- _Выбранный отрывок_:

☆ ☆ ☆ ☆ ☆

С тех пор как он четырнадцать лет назад уплыл из Англии на Цейлон, Лондон, пожалуй, стал более многолюдным, более грязным, более современным, более богатым, более бедным, более… во всем — более, более. Имея свыше четырех с половиной миллионов жителей, Лондон являлся самым крупным городом в мире — больше Парижа или Нью-Йорка. Девчонки-цветочницы кричали: «Все, что растет, все, что цветет!» Мальчишки-газетчики вопили: «Уж-жасное убийство!»
Проталкиваясь сквозь толпу, Фосетт наверняка изо всех сил старался уберечь одежду от попадания сажи, летевшей из угольных печей, смешивавшейся с туманом и дававшей особый лондонский сорт копоти — неистребимое черное вещество, проникавшее повсюду; даже замочные скважины в домах здесь закрывали металлическими пластинками. И потом, был еще и конский навоз — «лондонская грязь», как его вежливо называли, — и, хотя его и собирали уличные мальчишки, продавая потом всем в округе, шляясь от дома к дому и нахваливая его как удобрение для садов и огородов, он был практически повсюду, куда бы ни ступал Фосетт.

☆ ☆ ☆ ☆ ☆

- _Исходные данные_:
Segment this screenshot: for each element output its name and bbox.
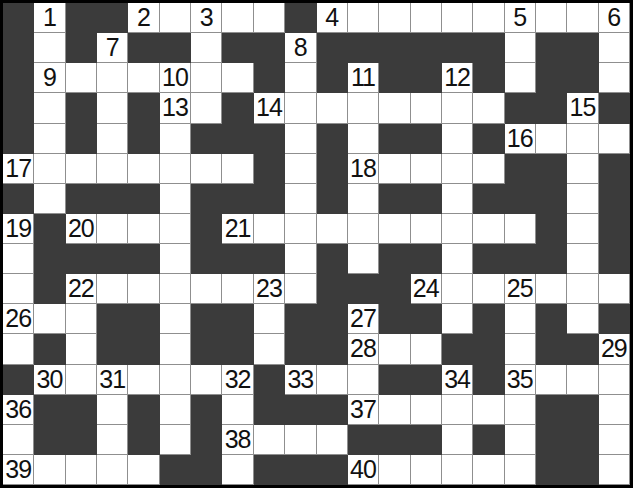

☆ ☆ ☆ ☆ ☆

- _Что требуется_:
Дословно повторите часть отрывка о Лондоне: от слов, в которых есть «Проталкиваясь сквозь толпу, Фосетт», до слов «ни ступал Фосетт.» включительно.

- _Ответ на задание_:
Проталкиваясь сквозь толпу, Фосетт наверняка изо всех сил старался уберечь одежду от попадания сажи, летевшей из угольных печей, смешивавшейся с туманом и дававшей особый лондонский сорт копоти — неистребимое черное вещество, проникавшее повсюду; даже замочные скважины в домах здесь закрывали металлическими пластинками. И потом, был еще и конский навоз — «лондонская грязь», как его вежливо называли, — и, хотя его и собирали уличные мальчишки, продавая потом всем в округе, шляясь от дома к дому и нахваливая его как удобрение для садов и огородов, он был практически повсюду, куда бы ни ступал Фосетт.